(Records that describe figures)

=-=-=-=-=

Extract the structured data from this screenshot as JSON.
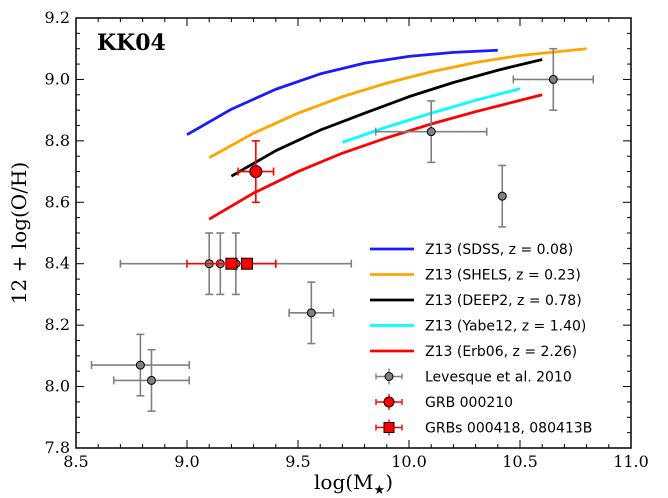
{
  "chart_data": {
    "type": "scatter",
    "annotation": "KK04",
    "xlabel": "log(M",
    "xlabel_sub": "★",
    "xlabel_close": ")",
    "ylabel": "12 + log(O/H)",
    "xlim": [
      8.5,
      11.0
    ],
    "ylim": [
      7.8,
      9.2
    ],
    "x_ticks": [
      "8.5",
      "9.0",
      "9.5",
      "10.0",
      "10.5",
      "11.0"
    ],
    "y_ticks": [
      "7.8",
      "8.0",
      "8.2",
      "8.4",
      "8.6",
      "8.8",
      "9.0",
      "9.2"
    ],
    "grid": false,
    "legend_position": "lower-right",
    "lines": [
      {
        "name": "Z13 (SDSS, z = 0.08)",
        "color": "#1a1aff",
        "x": [
          9.0,
          9.2,
          9.4,
          9.6,
          9.8,
          10.0,
          10.2,
          10.4
        ],
        "y": [
          8.82,
          8.903,
          8.968,
          9.018,
          9.053,
          9.075,
          9.088,
          9.095
        ]
      },
      {
        "name": "Z13 (SHELS, z = 0.23)",
        "color": "#ffa500",
        "x": [
          9.1,
          9.3,
          9.5,
          9.7,
          9.9,
          10.1,
          10.3,
          10.5,
          10.8
        ],
        "y": [
          8.745,
          8.825,
          8.89,
          8.944,
          8.988,
          9.025,
          9.055,
          9.078,
          9.1
        ]
      },
      {
        "name": "Z13 (DEEP2, z = 0.78)",
        "color": "#000000",
        "x": [
          9.2,
          9.4,
          9.6,
          9.8,
          10.0,
          10.2,
          10.4,
          10.6
        ],
        "y": [
          8.685,
          8.768,
          8.835,
          8.89,
          8.944,
          8.99,
          9.03,
          9.065
        ]
      },
      {
        "name": "Z13 (Yabe12, z = 1.40)",
        "color": "#00ffff",
        "x": [
          9.7,
          9.9,
          10.1,
          10.3,
          10.5
        ],
        "y": [
          8.795,
          8.845,
          8.89,
          8.932,
          8.97
        ]
      },
      {
        "name": "Z13 (Erb06, z = 2.26)",
        "color": "#ff0000",
        "x": [
          9.1,
          9.3,
          9.5,
          9.7,
          9.9,
          10.1,
          10.3,
          10.6
        ],
        "y": [
          8.545,
          8.63,
          8.7,
          8.76,
          8.81,
          8.855,
          8.895,
          8.95
        ]
      }
    ],
    "point_series": [
      {
        "name": "Levesque et al. 2010",
        "marker": "circle",
        "fill": "#808080",
        "errcolor": "#808080",
        "points": [
          {
            "x": 10.65,
            "y": 9.0,
            "xerr": 0.18,
            "yerr": 0.1
          },
          {
            "x": 10.1,
            "y": 8.83,
            "xerr": 0.25,
            "yerr": 0.1
          },
          {
            "x": 10.42,
            "y": 8.62,
            "xerr": 0.0,
            "yerr": 0.1
          },
          {
            "x": 9.1,
            "y": 8.4,
            "xerr": 0.0,
            "yerr": 0.1
          },
          {
            "x": 9.15,
            "y": 8.4,
            "xerr": 0.0,
            "yerr": 0.1
          },
          {
            "x": 9.22,
            "y": 8.4,
            "xerr": 0.52,
            "yerr": 0.1
          },
          {
            "x": 9.56,
            "y": 8.24,
            "xerr": 0.1,
            "yerr": 0.1
          },
          {
            "x": 8.79,
            "y": 8.07,
            "xerr": 0.22,
            "yerr": 0.1
          },
          {
            "x": 8.84,
            "y": 8.02,
            "xerr": 0.17,
            "yerr": 0.1
          }
        ]
      },
      {
        "name": "GRB 000210",
        "marker": "circle",
        "fill": "#ff0000",
        "errcolor": "#ff0000",
        "points": [
          {
            "x": 9.31,
            "y": 8.7,
            "xerr": 0.08,
            "yerr": 0.1
          }
        ]
      },
      {
        "name": "GRBs 000418, 080413B",
        "marker": "square",
        "fill": "#ff0000",
        "errcolor": "#ff0000",
        "points": [
          {
            "x": 9.2,
            "y": 8.4,
            "xerr": 0.2,
            "yerr": 0.0
          },
          {
            "x": 9.27,
            "y": 8.4,
            "xerr": 0.13,
            "yerr": 0.0
          }
        ]
      }
    ]
  }
}
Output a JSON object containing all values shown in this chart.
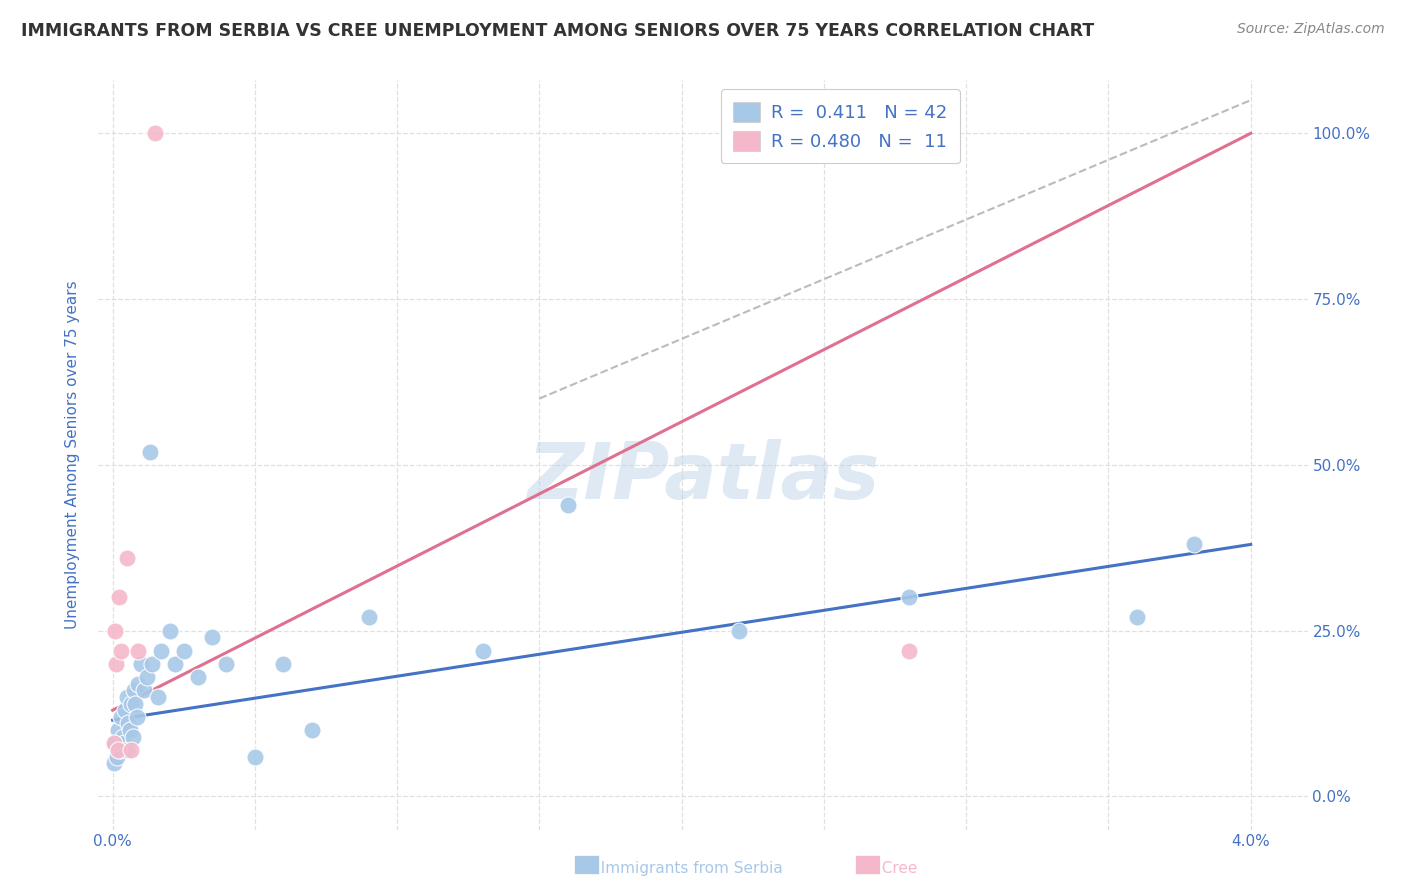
{
  "title": "IMMIGRANTS FROM SERBIA VS CREE UNEMPLOYMENT AMONG SENIORS OVER 75 YEARS CORRELATION CHART",
  "source": "Source: ZipAtlas.com",
  "ylabel": "Unemployment Among Seniors over 75 years",
  "y_ticks": [
    0.0,
    0.25,
    0.5,
    0.75,
    1.0
  ],
  "y_tick_labels_right": [
    "0.0%",
    "25.0%",
    "50.0%",
    "75.0%",
    "100.0%"
  ],
  "x_ticks": [
    0.0,
    0.005,
    0.01,
    0.015,
    0.02,
    0.025,
    0.03,
    0.035,
    0.04
  ],
  "x_tick_labels": [
    "0.0%",
    "",
    "",
    "",
    "",
    "",
    "",
    "",
    "4.0%"
  ],
  "xlim": [
    -0.0005,
    0.042
  ],
  "ylim": [
    -0.05,
    1.08
  ],
  "serbia_R": "0.411",
  "serbia_N": "42",
  "cree_R": "0.480",
  "cree_N": "11",
  "serbia_color": "#a8c8e8",
  "cree_color": "#f5b8cb",
  "serbia_line_color": "#4472c4",
  "cree_line_color": "#e07090",
  "diagonal_color": "#bbbbbb",
  "legend_label_serbia": "Immigrants from Serbia",
  "legend_label_cree": "Cree",
  "serbia_points_x": [
    5e-05,
    0.0001,
    0.00015,
    0.0002,
    0.00025,
    0.0003,
    0.00035,
    0.0004,
    0.00045,
    0.0005,
    0.0005,
    0.00055,
    0.0006,
    0.00065,
    0.0007,
    0.00075,
    0.0008,
    0.00085,
    0.0009,
    0.001,
    0.0011,
    0.0012,
    0.0013,
    0.0014,
    0.0016,
    0.0017,
    0.002,
    0.0022,
    0.0025,
    0.003,
    0.0035,
    0.004,
    0.005,
    0.006,
    0.007,
    0.009,
    0.013,
    0.016,
    0.022,
    0.028,
    0.036,
    0.038
  ],
  "serbia_points_y": [
    0.05,
    0.08,
    0.06,
    0.1,
    0.07,
    0.12,
    0.09,
    0.08,
    0.13,
    0.15,
    0.07,
    0.11,
    0.1,
    0.14,
    0.09,
    0.16,
    0.14,
    0.12,
    0.17,
    0.2,
    0.16,
    0.18,
    0.52,
    0.2,
    0.15,
    0.22,
    0.25,
    0.2,
    0.22,
    0.18,
    0.24,
    0.2,
    0.06,
    0.2,
    0.1,
    0.27,
    0.22,
    0.44,
    0.25,
    0.3,
    0.27,
    0.38
  ],
  "cree_points_x": [
    5e-05,
    8e-05,
    0.00012,
    0.00018,
    0.00022,
    0.00028,
    0.0005,
    0.00065,
    0.0009,
    0.0015,
    0.028
  ],
  "cree_points_y": [
    0.08,
    0.25,
    0.2,
    0.07,
    0.3,
    0.22,
    0.36,
    0.07,
    0.22,
    1.0,
    0.22
  ],
  "serbia_line_x": [
    0.0,
    0.04
  ],
  "serbia_line_y": [
    0.115,
    0.38
  ],
  "cree_line_x": [
    0.0,
    0.04
  ],
  "cree_line_y": [
    0.13,
    1.0
  ],
  "diagonal_line_x": [
    0.015,
    0.04
  ],
  "diagonal_line_y": [
    0.6,
    1.05
  ],
  "watermark": "ZIPatlas",
  "background_color": "#ffffff",
  "grid_color": "#e0e0e0",
  "title_color": "#333333",
  "right_axis_color": "#4472c4",
  "source_color": "#888888"
}
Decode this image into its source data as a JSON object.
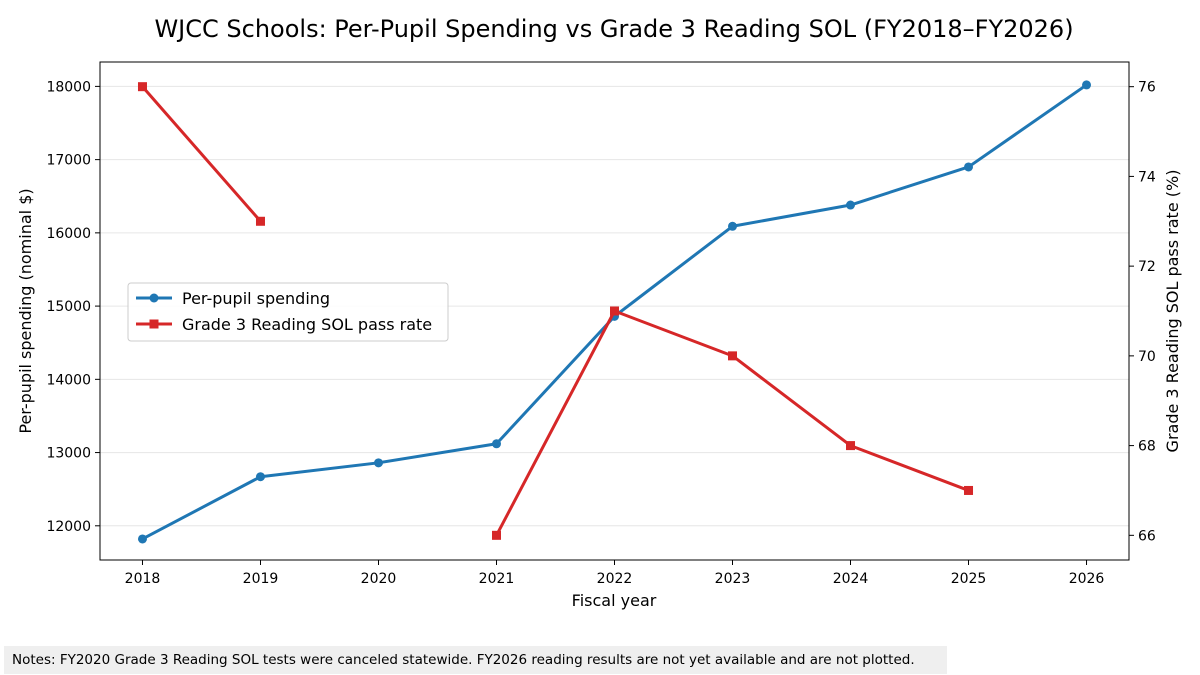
{
  "chart_data": {
    "type": "line",
    "title": "WJCC Schools: Per-Pupil Spending vs Grade 3 Reading SOL (FY2018–FY2026)",
    "xlabel": "Fiscal year",
    "ylabel": "Per-pupil spending (nominal $)",
    "ylabel_right": "Grade 3 Reading SOL pass rate (%)",
    "x": [
      2018,
      2019,
      2020,
      2021,
      2022,
      2023,
      2024,
      2025,
      2026
    ],
    "x_ticks": [
      "2018",
      "2019",
      "2020",
      "2021",
      "2022",
      "2023",
      "2024",
      "2025",
      "2026"
    ],
    "y_left_ticks": [
      12000,
      13000,
      14000,
      15000,
      16000,
      17000,
      18000
    ],
    "y_left_lim": [
      11533,
      18333
    ],
    "y_right_ticks": [
      66,
      68,
      70,
      72,
      74,
      76
    ],
    "y_right_lim": [
      65.45,
      76.55
    ],
    "grid": "horizontal",
    "legend_position": "center-left",
    "series": [
      {
        "name": "Per-pupil spending",
        "axis": "left",
        "color": "#1f77b4",
        "marker": "circle",
        "values": [
          11820,
          12670,
          12860,
          13120,
          14860,
          16090,
          16380,
          16900,
          18020
        ]
      },
      {
        "name": "Grade 3 Reading SOL pass rate",
        "axis": "right",
        "color": "#d62728",
        "marker": "square",
        "values": [
          76,
          73,
          null,
          66,
          71,
          70,
          68,
          67,
          null
        ]
      }
    ]
  },
  "notes": "Notes: FY2020 Grade 3 Reading SOL tests were canceled statewide. FY2026 reading results are not yet available and are not plotted."
}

=-=-=-=-=

• [What this task involves] Copy all lines from the material that hold "Reading".

• [Full response]
    "title": "WJCC Schools: Per-Pupil Spending vs Grade 3 Reading SOL (FY2018–FY2026)",
    "ylabel_right": "Grade 3 Reading SOL pass rate (%)",
        "name": "Grade 3 Reading SOL pass rate",
  "notes": "Notes: FY2020 Grade 3 Reading SOL tests were canceled statewide. FY2026 reading results are not yet available and are not plotted."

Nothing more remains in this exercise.